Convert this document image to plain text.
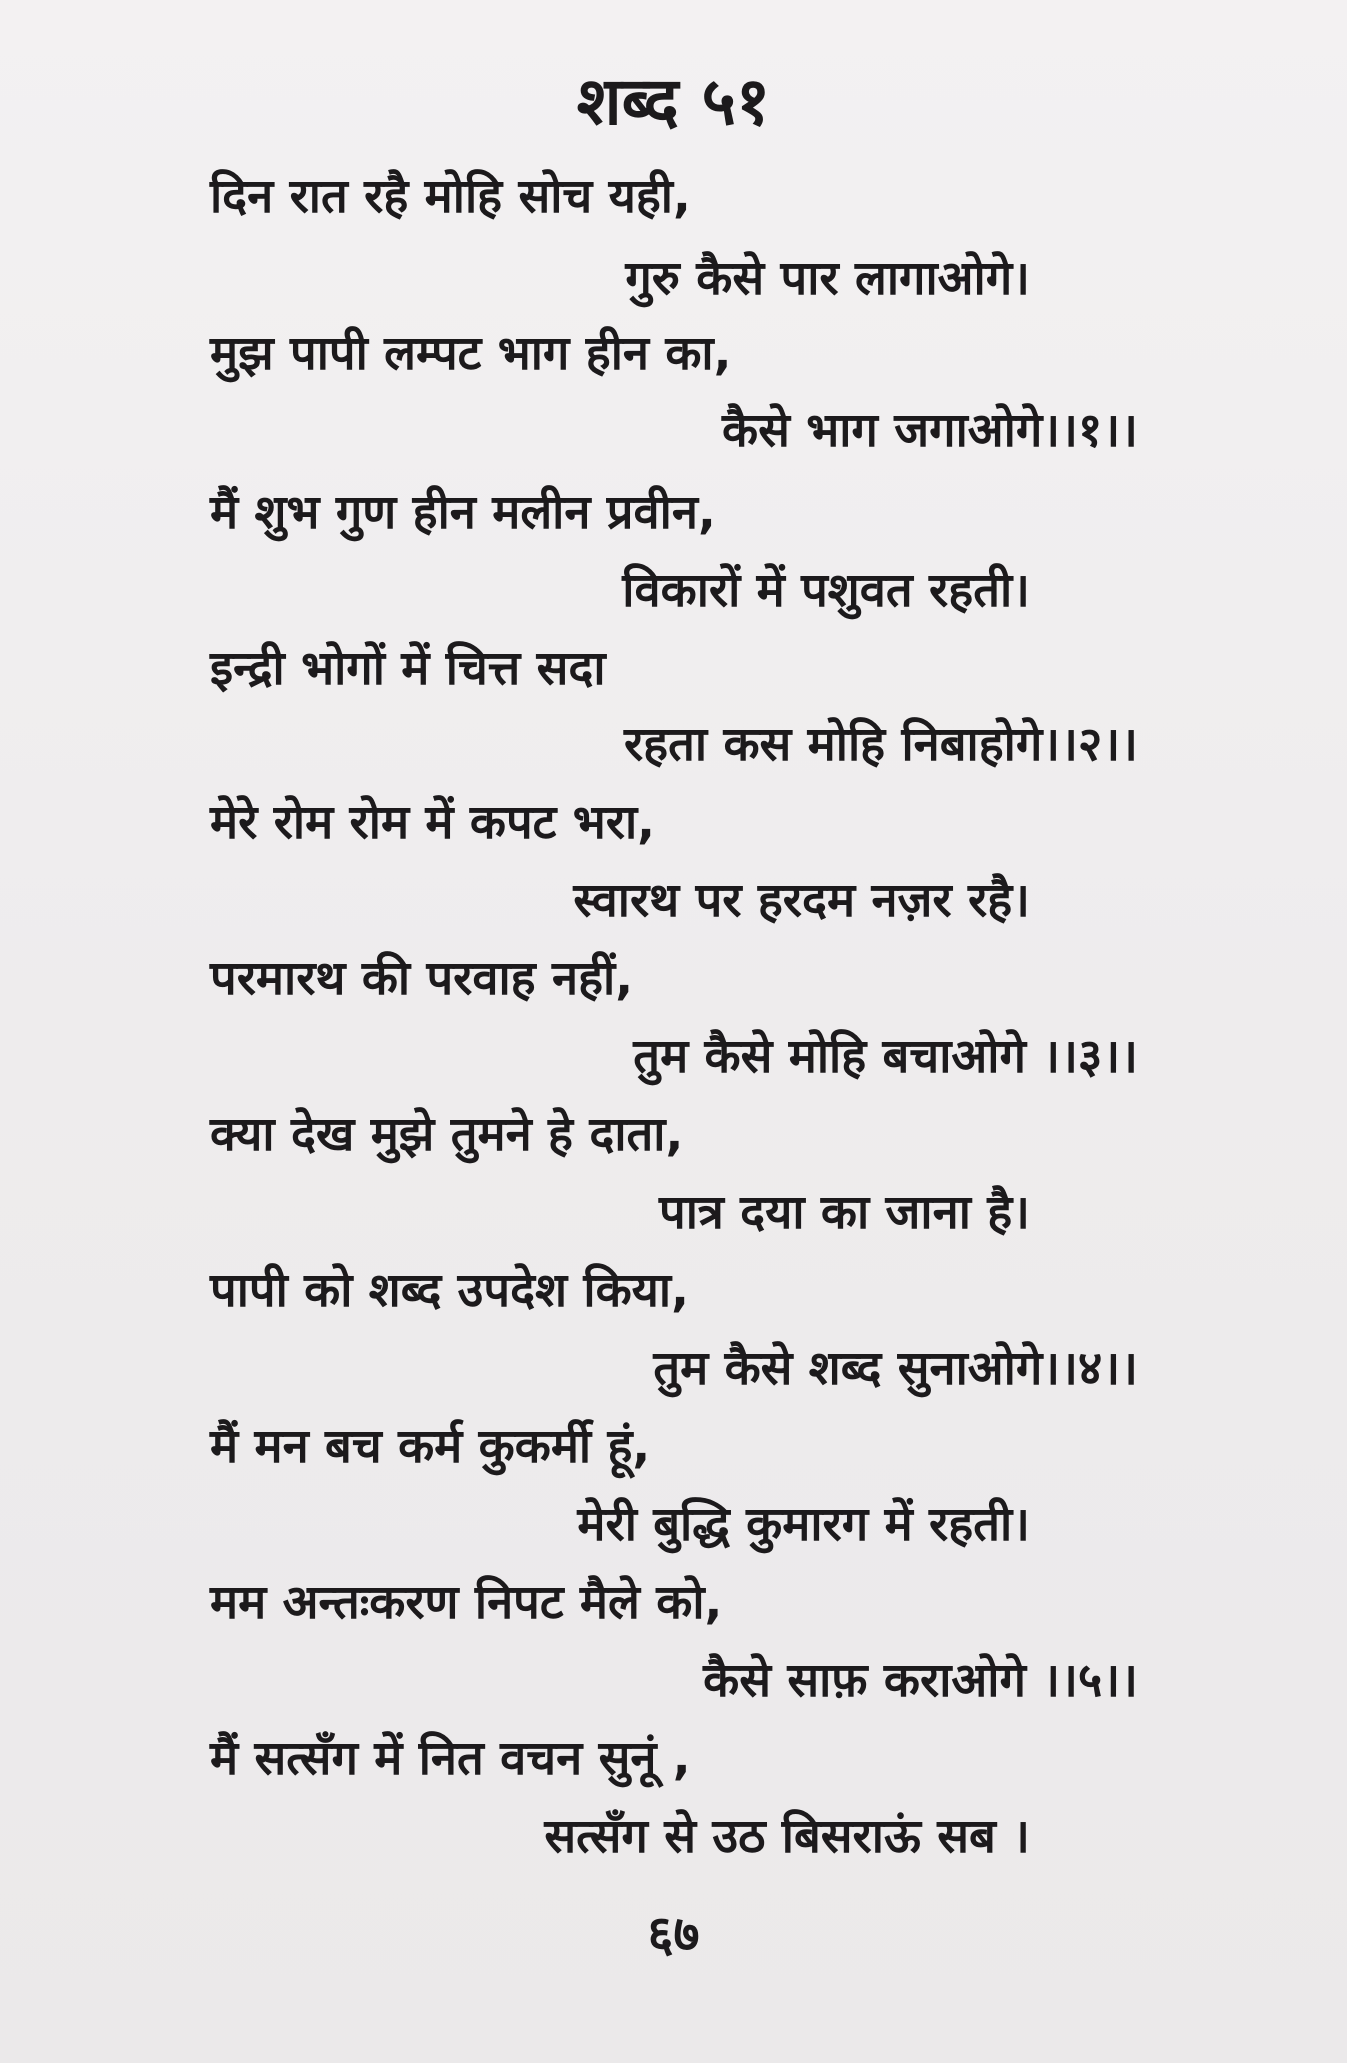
शब्द ५१
दिन रात रहै मोहि सोच यही,
गुरु कैसे पार लागाओगे।
मुझ पापी लम्पट भाग हीन का,
कैसे भाग जगाओगे।।१।।
मैं शुभ गुण हीन मलीन प्रवीन,
विकारों में पशुवत रहती।
इन्द्री भोगों में चित्त सदा
रहता कस मोहि निबाहोगे।।२।।
मेरे रोम रोम में कपट भरा,
स्वारथ पर हरदम नज़र रहै।
परमारथ की परवाह नहीं,
तुम कैसे मोहि बचाओगे ।।३।।
क्या देख मुझे तुमने हे दाता,
पात्र दया का जाना है।
पापी को शब्द उपदेश किया,
तुम कैसे शब्द सुनाओगे।।४।।
मैं मन बच कर्म कुकर्मी हूं,
मेरी बुद्धि कुमारग में रहती।
मम अन्तःकरण निपट मैले को,
कैसे साफ़ कराओगे ।।५।।
मैं सत्सँग में नित वचन सुनूं ,
सत्सँग से उठ बिसराऊं सब ।
६७
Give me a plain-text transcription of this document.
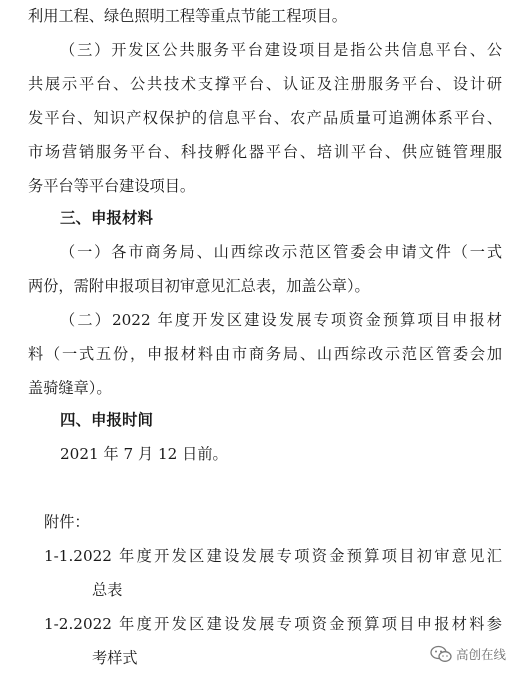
利用工程、绿色照明工程等重点节能工程项目。
（三）开发区公共服务平台建设项目是指公共信息平台、公
共展示平台、公共技术支撑平台、认证及注册服务平台、设计研
发平台、知识产权保护的信息平台、农产品质量可追溯体系平台、
市场营销服务平台、科技孵化器平台、培训平台、供应链管理服
务平台等平台建设项目。
三、申报材料
（一）各市商务局、山西综改示范区管委会申请文件（一式
两份，需附申报项目初审意见汇总表，加盖公章）。
（二）2022 年度开发区建设发展专项资金预算项目申报材
料（一式五份，申报材料由市商务局、山西综改示范区管委会加
盖骑缝章）。
四、申报时间
2021 年 7 月 12 日前。
附件：
1-1.2022 年度开发区建设发展专项资金预算项目初审意见汇
总表
1-2.2022 年度开发区建设发展专项资金预算项目申报材料参
考样式	高创在线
━━━━━━━━━━━━━━━━━━━━━━━━━━━━━━
Looking at the data above, show all lines where the word "document" occurs.

Convert this document image to plain text.
Give me a plain-text transcription of this document.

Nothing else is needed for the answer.